>>

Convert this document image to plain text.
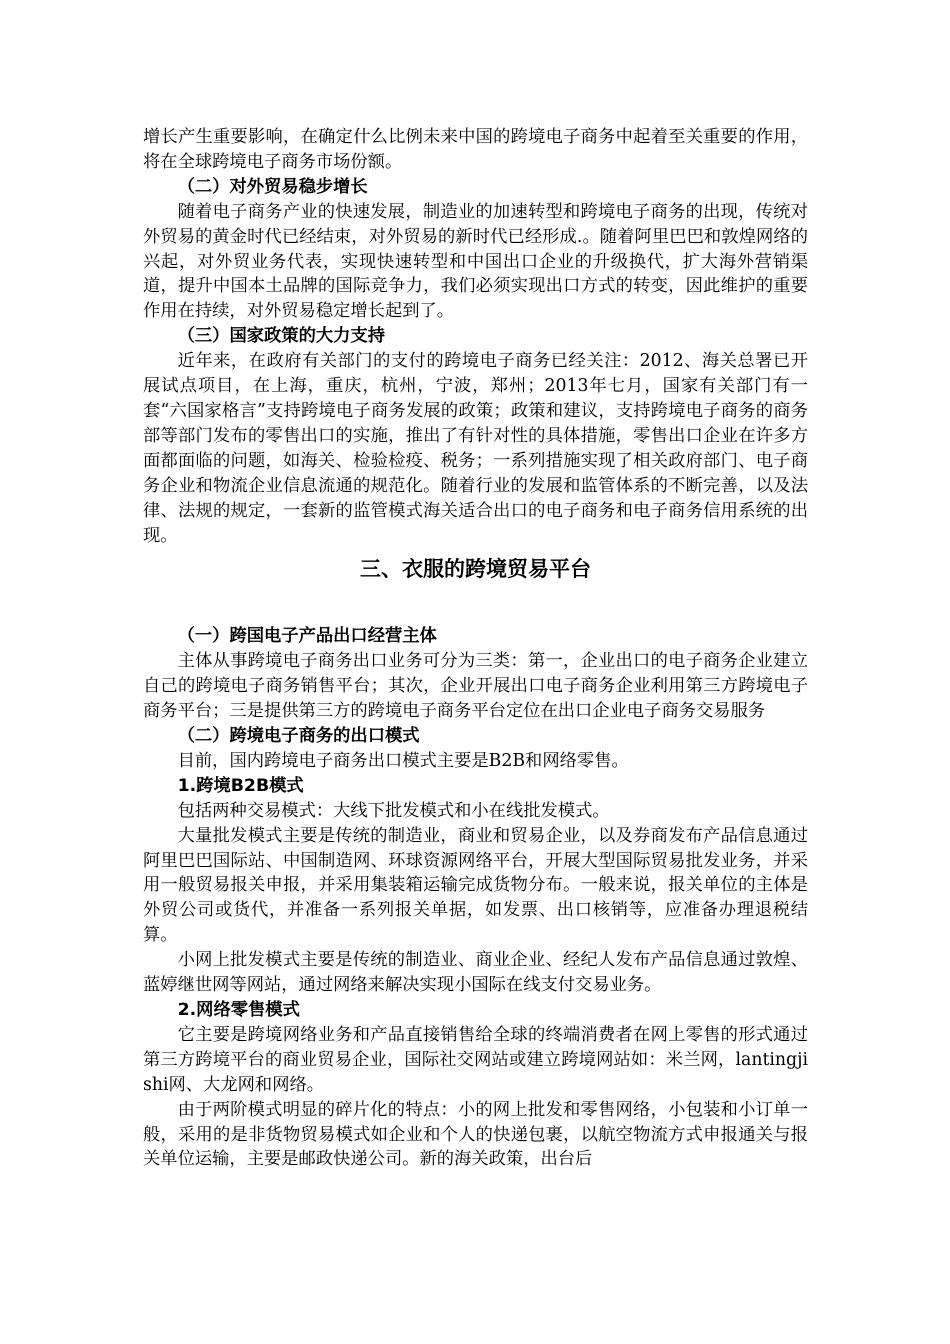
增长产生重要影响，在确定什么比例未来中国的跨境电子商务中起着至关重要的作用，将在全球跨境电子商务市场份额。

（二）对外贸易稳步增长

随着电子商务产业的快速发展，制造业的加速转型和跨境电子商务的出现，传统对外贸易的黄金时代已经结束，对外贸易的新时代已经形成.。随着阿里巴巴和敦煌网络的兴起，对外贸业务代表，实现快速转型和中国出口企业的升级换代，扩大海外营销渠道，提升中国本土品牌的国际竞争力，我们必须实现出口方式的转变，因此维护的重要作用在持续，对外贸易稳定增长起到了。

（三）国家政策的大力支持

近年来，在政府有关部门的支付的跨境电子商务已经关注：2012、海关总署已开展试点项目，在上海，重庆，杭州，宁波，郑州；2013年七月，国家有关部门有一套“六国家格言”支持跨境电子商务发展的政策；政策和建议，支持跨境电子商务的商务部等部门发布的零售出口的实施，推出了有针对性的具体措施，零售出口企业在许多方面都面临的问题，如海关、检验检疫、税务；一系列措施实现了相关政府部门、电子商务企业和物流企业信息流通的规范化。随着行业的发展和监管体系的不断完善，以及法律、法规的规定，一套新的监管模式海关适合出口的电子商务和电子商务信用系统的出现。

三、衣服的跨境贸易平台

（一）跨国电子产品出口经营主体

主体从事跨境电子商务出口业务可分为三类：第一，企业出口的电子商务企业建立自己的跨境电子商务销售平台；其次，企业开展出口电子商务企业利用第三方跨境电子商务平台；三是提供第三方的跨境电子商务平台定位在出口企业电子商务交易服务

（二）跨境电子商务的出口模式

目前，国内跨境电子商务出口模式主要是B2B和网络零售。

1.跨境B2B模式

包括两种交易模式：大线下批发模式和小在线批发模式。

大量批发模式主要是传统的制造业，商业和贸易企业，以及券商发布产品信息通过阿里巴巴国际站、中国制造网、环球资源网络平台，开展大型国际贸易批发业务，并采用一般贸易报关申报，并采用集装箱运输完成货物分布。一般来说，报关单位的主体是外贸公司或货代，并准备一系列报关单据，如发票、出口核销等，应准备办理退税结算。

小网上批发模式主要是传统的制造业、商业企业、经纪人发布产品信息通过敦煌、蓝婷继世网等网站，通过网络来解决实现小国际在线支付交易业务。

2.网络零售模式

它主要是跨境网络业务和产品直接销售给全球的终端消费者在网上零售的形式通过第三方跨境平台的商业贸易企业，国际社交网站或建立跨境网站如：米兰网，lantingjishi网、大龙网和网络。

由于两阶模式明显的碎片化的特点：小的网上批发和零售网络，小包装和小订单一般，采用的是非货物贸易模式如企业和个人的快递包裹，以航空物流方式申报通关与报关单位运输，主要是邮政快递公司。新的海关政策，出台后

<<

■ **The request**
Print the complete listing exactly as it stands, without its pictures.

■ **Response to the task**
Convert this document image to plain text.
增长产生重要影响，在确定什么比例未来中国的跨境电子商务中起着至关重要的作用，将在全球跨境电子商务市场份额。

（二）对外贸易稳步增长

随着电子商务产业的快速发展，制造业的加速转型和跨境电子商务的出现，传统对外贸易的黄金时代已经结束，对外贸易的新时代已经形成.。随着阿里巴巴和敦煌网络的兴起，对外贸业务代表，实现快速转型和中国出口企业的升级换代，扩大海外营销渠道，提升中国本土品牌的国际竞争力，我们必须实现出口方式的转变，因此维护的重要作用在持续，对外贸易稳定增长起到了。

（三）国家政策的大力支持

近年来，在政府有关部门的支付的跨境电子商务已经关注：2012、海关总署已开展试点项目，在上海，重庆，杭州，宁波，郑州；2013年七月，国家有关部门有一套“六国家格言”支持跨境电子商务发展的政策；政策和建议，支持跨境电子商务的商务部等部门发布的零售出口的实施，推出了有针对性的具体措施，零售出口企业在许多方面都面临的问题，如海关、检验检疫、税务；一系列措施实现了相关政府部门、电子商务企业和物流企业信息流通的规范化。随着行业的发展和监管体系的不断完善，以及法律、法规的规定，一套新的监管模式海关适合出口的电子商务和电子商务信用系统的出现。

三、衣服的跨境贸易平台

（一）跨国电子产品出口经营主体

主体从事跨境电子商务出口业务可分为三类：第一，企业出口的电子商务企业建立自己的跨境电子商务销售平台；其次，企业开展出口电子商务企业利用第三方跨境电子商务平台；三是提供第三方的跨境电子商务平台定位在出口企业电子商务交易服务

（二）跨境电子商务的出口模式

目前，国内跨境电子商务出口模式主要是B2B和网络零售。

1.跨境B2B模式

包括两种交易模式：大线下批发模式和小在线批发模式。

大量批发模式主要是传统的制造业，商业和贸易企业，以及券商发布产品信息通过阿里巴巴国际站、中国制造网、环球资源网络平台，开展大型国际贸易批发业务，并采用一般贸易报关申报，并采用集装箱运输完成货物分布。一般来说，报关单位的主体是外贸公司或货代，并准备一系列报关单据，如发票、出口核销等，应准备办理退税结算。

小网上批发模式主要是传统的制造业、商业企业、经纪人发布产品信息通过敦煌、蓝婷继世网等网站，通过网络来解决实现小国际在线支付交易业务。

2.网络零售模式

它主要是跨境网络业务和产品直接销售给全球的终端消费者在网上零售的形式通过第三方跨境平台的商业贸易企业，国际社交网站或建立跨境网站如：米兰网，lantingjishi网、大龙网和网络。

由于两阶模式明显的碎片化的特点：小的网上批发和零售网络，小包装和小订单一般，采用的是非货物贸易模式如企业和个人的快递包裹，以航空物流方式申报通关与报关单位运输，主要是邮政快递公司。新的海关政策，出台后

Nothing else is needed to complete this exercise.